Task brief: The text of every record, exactly as given and with no pictures, should be your output.

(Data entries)
--------------------

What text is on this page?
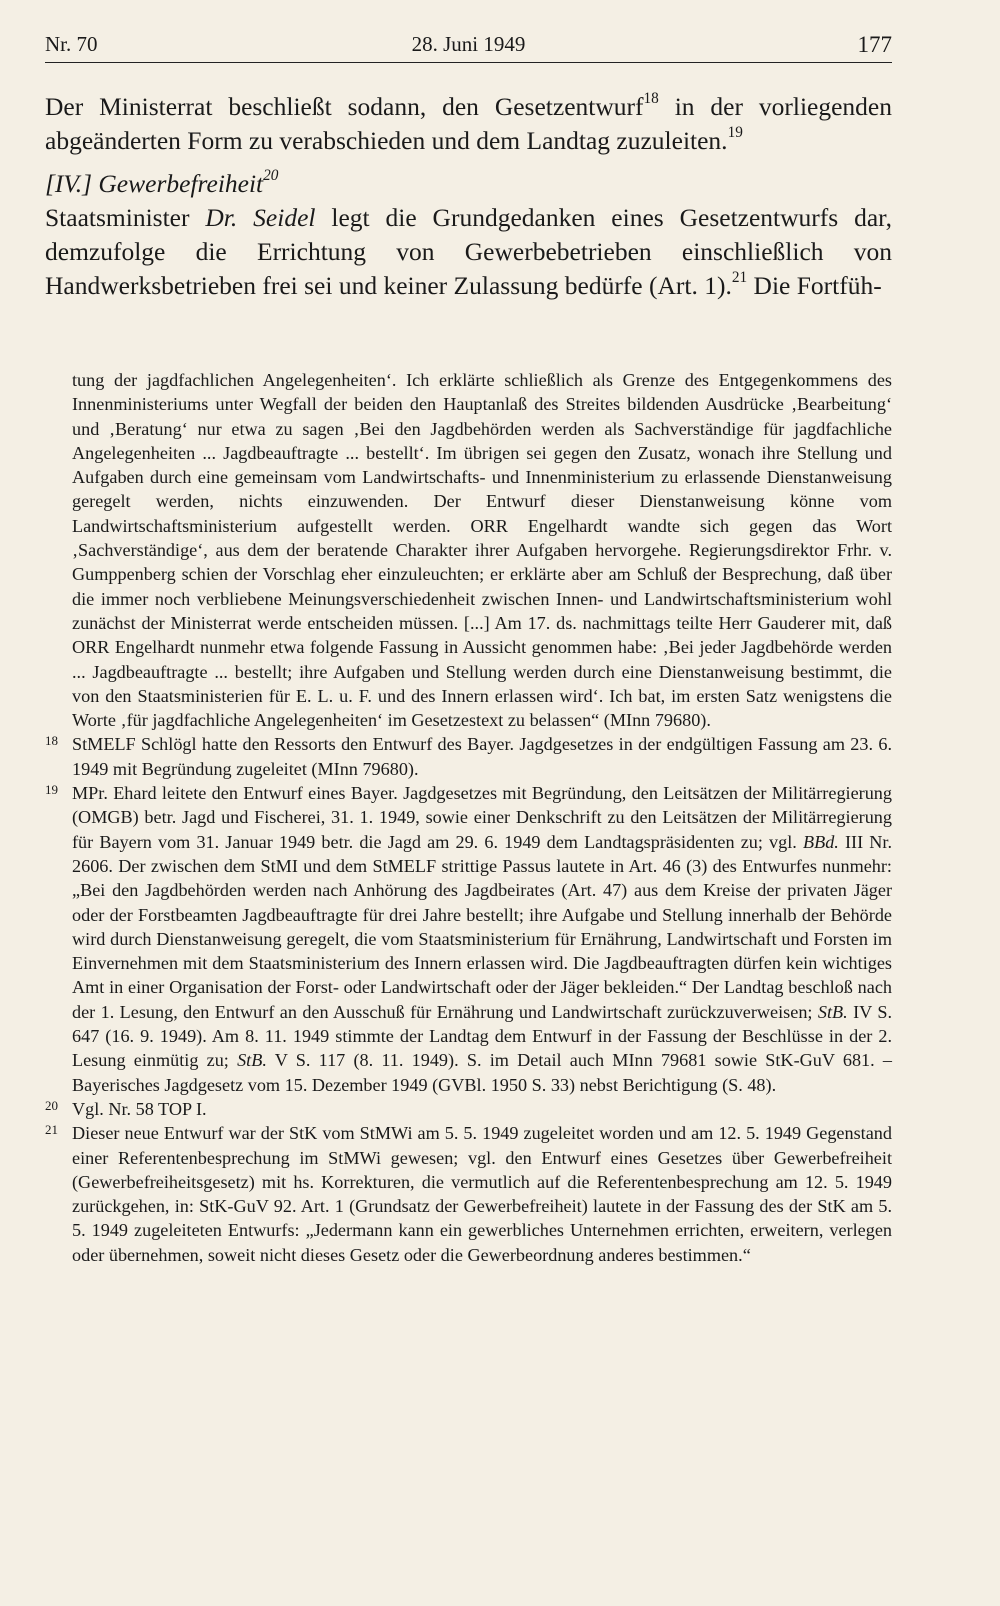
Nr. 70	28. Juni 1949	177

Der Ministerrat beschließt sodann, den Gesetzentwurf$^{18}$ in der vorliegenden abgeänderten Form zu verabschieden und dem Landtag zuzuleiten.$^{19}$

[IV.] Gewerbefreiheit$^{20}$

Staatsminister Dr. Seidel legt die Grundgedanken eines Gesetzentwurfs dar, demzufolge die Errichtung von Gewerbebetrieben einschließlich von Handwerksbetrieben frei sei und keiner Zulassung bedürfe (Art. 1).$^{21}$ Die Fortfüh-

tung der jagdfachlichen Angelegenheiten‘. Ich erklärte schließlich als Grenze des Entgegenkommens des Innenministeriums unter Wegfall der beiden den Hauptanlaß des Streites bildenden Ausdrücke ‚Bearbeitung‘ und ‚Beratung‘ nur etwa zu sagen ‚Bei den Jagdbehörden werden als Sachverständige für jagdfachliche Angelegenheiten ... Jagdbeauftragte ... bestellt‘. Im übrigen sei gegen den Zusatz, wonach ihre Stellung und Aufgaben durch eine gemeinsam vom Landwirtschafts- und Innenministerium zu erlassende Dienstanweisung geregelt werden, nichts einzuwenden. Der Entwurf dieser Dienstanweisung könne vom Landwirtschaftsministerium aufgestellt werden. ORR Engelhardt wandte sich gegen das Wort ‚Sachverständige‘, aus dem der beratende Charakter ihrer Aufgaben hervorgehe. Regierungsdirektor Frhr. v. Gumppenberg schien der Vorschlag eher einzuleuchten; er erklärte aber am Schluß der Besprechung, daß über die immer noch verbliebene Meinungsverschiedenheit zwischen Innen- und Landwirtschaftsministerium wohl zunächst der Ministerrat werde entscheiden müssen. [...] Am 17. ds. nachmittags teilte Herr Gauderer mit, daß ORR Engelhardt nunmehr etwa folgende Fassung in Aussicht genommen habe: ‚Bei jeder Jagdbehörde werden ... Jagdbeauftragte ... bestellt; ihre Aufgaben und Stellung werden durch eine Dienstanweisung bestimmt, die von den Staatsministerien für E. L. u. F. und des Innern erlassen wird‘. Ich bat, im ersten Satz wenigstens die Worte ‚für jagdfachliche Angelegenheiten‘ im Gesetzestext zu belassen“ (MInn 79680).
18 StMELF Schlögl hatte den Ressorts den Entwurf des Bayer. Jagdgesetzes in der endgültigen Fassung am 23. 6. 1949 mit Begründung zugeleitet (MInn 79680).
19 MPr. Ehard leitete den Entwurf eines Bayer. Jagdgesetzes mit Begründung, den Leitsätzen der Militärregierung (OMGB) betr. Jagd und Fischerei, 31. 1. 1949, sowie einer Denkschrift zu den Leitsätzen der Militärregierung für Bayern vom 31. Januar 1949 betr. die Jagd am 29. 6. 1949 dem Landtagspräsidenten zu; vgl. BBd. III Nr. 2606. Der zwischen dem StMI und dem StMELF strittige Passus lautete in Art. 46 (3) des Entwurfes nunmehr: „Bei den Jagdbehörden werden nach Anhörung des Jagdbeirates (Art. 47) aus dem Kreise der privaten Jäger oder der Forstbeamten Jagdbeauftragte für drei Jahre bestellt; ihre Aufgabe und Stellung innerhalb der Behörde wird durch Dienstanweisung geregelt, die vom Staatsministerium für Ernährung, Landwirtschaft und Forsten im Einvernehmen mit dem Staatsministerium des Innern erlassen wird. Die Jagdbeauftragten dürfen kein wichtiges Amt in einer Organisation der Forst- oder Landwirtschaft oder der Jäger bekleiden.“ Der Landtag beschloß nach der 1. Lesung, den Entwurf an den Ausschuß für Ernährung und Landwirtschaft zurückzuverweisen; StB. IV S. 647 (16. 9. 1949). Am 8. 11. 1949 stimmte der Landtag dem Entwurf in der Fassung der Beschlüsse in der 2. Lesung einmütig zu; StB. V S. 117 (8. 11. 1949). S. im Detail auch MInn 79681 sowie StK-GuV 681. – Bayerisches Jagdgesetz vom 15. Dezember 1949 (GVBl. 1950 S. 33) nebst Berichtigung (S. 48).
20 Vgl. Nr. 58 TOP I.
21 Dieser neue Entwurf war der StK vom StMWi am 5. 5. 1949 zugeleitet worden und am 12. 5. 1949 Gegenstand einer Referentenbesprechung im StMWi gewesen; vgl. den Entwurf eines Gesetzes über Gewerbefreiheit (Gewerbefreiheitsgesetz) mit hs. Korrekturen, die vermutlich auf die Referentenbesprechung am 12. 5. 1949 zurückgehen, in: StK-GuV 92. Art. 1 (Grundsatz der Gewerbefreiheit) lautete in der Fassung des der StK am 5. 5. 1949 zugeleiteten Entwurfs: „Jedermann kann ein gewerbliches Unternehmen errichten, erweitern, verlegen oder übernehmen, soweit nicht dieses Gesetz oder die Gewerbeordnung anderes bestimmen.“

--------------------

Output of the task:
What text is on this page?
Nr. 70	28. Juni 1949	177

Der Ministerrat beschließt sodann, den Gesetzentwurf$^{18}$ in der vorliegenden abgeänderten Form zu verabschieden und dem Landtag zuzuleiten.$^{19}$

[IV.] Gewerbefreiheit$^{20}$

Staatsminister Dr. Seidel legt die Grundgedanken eines Gesetzentwurfs dar, demzufolge die Errichtung von Gewerbebetrieben einschließlich von Handwerksbetrieben frei sei und keiner Zulassung bedürfe (Art. 1).$^{21}$ Die Fortfüh-

tung der jagdfachlichen Angelegenheiten‘. Ich erklärte schließlich als Grenze des Entgegenkommens des Innenministeriums unter Wegfall der beiden den Hauptanlaß des Streites bildenden Ausdrücke ‚Bearbeitung‘ und ‚Beratung‘ nur etwa zu sagen ‚Bei den Jagdbehörden werden als Sachverständige für jagdfachliche Angelegenheiten ... Jagdbeauftragte ... bestellt‘. Im übrigen sei gegen den Zusatz, wonach ihre Stellung und Aufgaben durch eine gemeinsam vom Landwirtschafts- und Innenministerium zu erlassende Dienstanweisung geregelt werden, nichts einzuwenden. Der Entwurf dieser Dienstanweisung könne vom Landwirtschaftsministerium aufgestellt werden. ORR Engelhardt wandte sich gegen das Wort ‚Sachverständige‘, aus dem der beratende Charakter ihrer Aufgaben hervorgehe. Regierungsdirektor Frhr. v. Gumppenberg schien der Vorschlag eher einzuleuchten; er erklärte aber am Schluß der Besprechung, daß über die immer noch verbliebene Meinungsverschiedenheit zwischen Innen- und Landwirtschaftsministerium wohl zunächst der Ministerrat werde entscheiden müssen. [...] Am 17. ds. nachmittags teilte Herr Gauderer mit, daß ORR Engelhardt nunmehr etwa folgende Fassung in Aussicht genommen habe: ‚Bei jeder Jagdbehörde werden ... Jagdbeauftragte ... bestellt; ihre Aufgaben und Stellung werden durch eine Dienstanweisung bestimmt, die von den Staatsministerien für E. L. u. F. und des Innern erlassen wird‘. Ich bat, im ersten Satz wenigstens die Worte ‚für jagdfachliche Angelegenheiten‘ im Gesetzestext zu belassen“ (MInn 79680).
18 StMELF Schlögl hatte den Ressorts den Entwurf des Bayer. Jagdgesetzes in der endgültigen Fassung am 23. 6. 1949 mit Begründung zugeleitet (MInn 79680).
19 MPr. Ehard leitete den Entwurf eines Bayer. Jagdgesetzes mit Begründung, den Leitsätzen der Militärregierung (OMGB) betr. Jagd und Fischerei, 31. 1. 1949, sowie einer Denkschrift zu den Leitsätzen der Militärregierung für Bayern vom 31. Januar 1949 betr. die Jagd am 29. 6. 1949 dem Landtagspräsidenten zu; vgl. BBd. III Nr. 2606. Der zwischen dem StMI und dem StMELF strittige Passus lautete in Art. 46 (3) des Entwurfes nunmehr: „Bei den Jagdbehörden werden nach Anhörung des Jagdbeirates (Art. 47) aus dem Kreise der privaten Jäger oder der Forstbeamten Jagdbeauftragte für drei Jahre bestellt; ihre Aufgabe und Stellung innerhalb der Behörde wird durch Dienstanweisung geregelt, die vom Staatsministerium für Ernährung, Landwirtschaft und Forsten im Einvernehmen mit dem Staatsministerium des Innern erlassen wird. Die Jagdbeauftragten dürfen kein wichtiges Amt in einer Organisation der Forst- oder Landwirtschaft oder der Jäger bekleiden.“ Der Landtag beschloß nach der 1. Lesung, den Entwurf an den Ausschuß für Ernährung und Landwirtschaft zurückzuverweisen; StB. IV S. 647 (16. 9. 1949). Am 8. 11. 1949 stimmte der Landtag dem Entwurf in der Fassung der Beschlüsse in der 2. Lesung einmütig zu; StB. V S. 117 (8. 11. 1949). S. im Detail auch MInn 79681 sowie StK-GuV 681. – Bayerisches Jagdgesetz vom 15. Dezember 1949 (GVBl. 1950 S. 33) nebst Berichtigung (S. 48).
20 Vgl. Nr. 58 TOP I.
21 Dieser neue Entwurf war der StK vom StMWi am 5. 5. 1949 zugeleitet worden und am 12. 5. 1949 Gegenstand einer Referentenbesprechung im StMWi gewesen; vgl. den Entwurf eines Gesetzes über Gewerbefreiheit (Gewerbefreiheitsgesetz) mit hs. Korrekturen, die vermutlich auf die Referentenbesprechung am 12. 5. 1949 zurückgehen, in: StK-GuV 92. Art. 1 (Grundsatz der Gewerbefreiheit) lautete in der Fassung des der StK am 5. 5. 1949 zugeleiteten Entwurfs: „Jedermann kann ein gewerbliches Unternehmen errichten, erweitern, verlegen oder übernehmen, soweit nicht dieses Gesetz oder die Gewerbeordnung anderes bestimmen.“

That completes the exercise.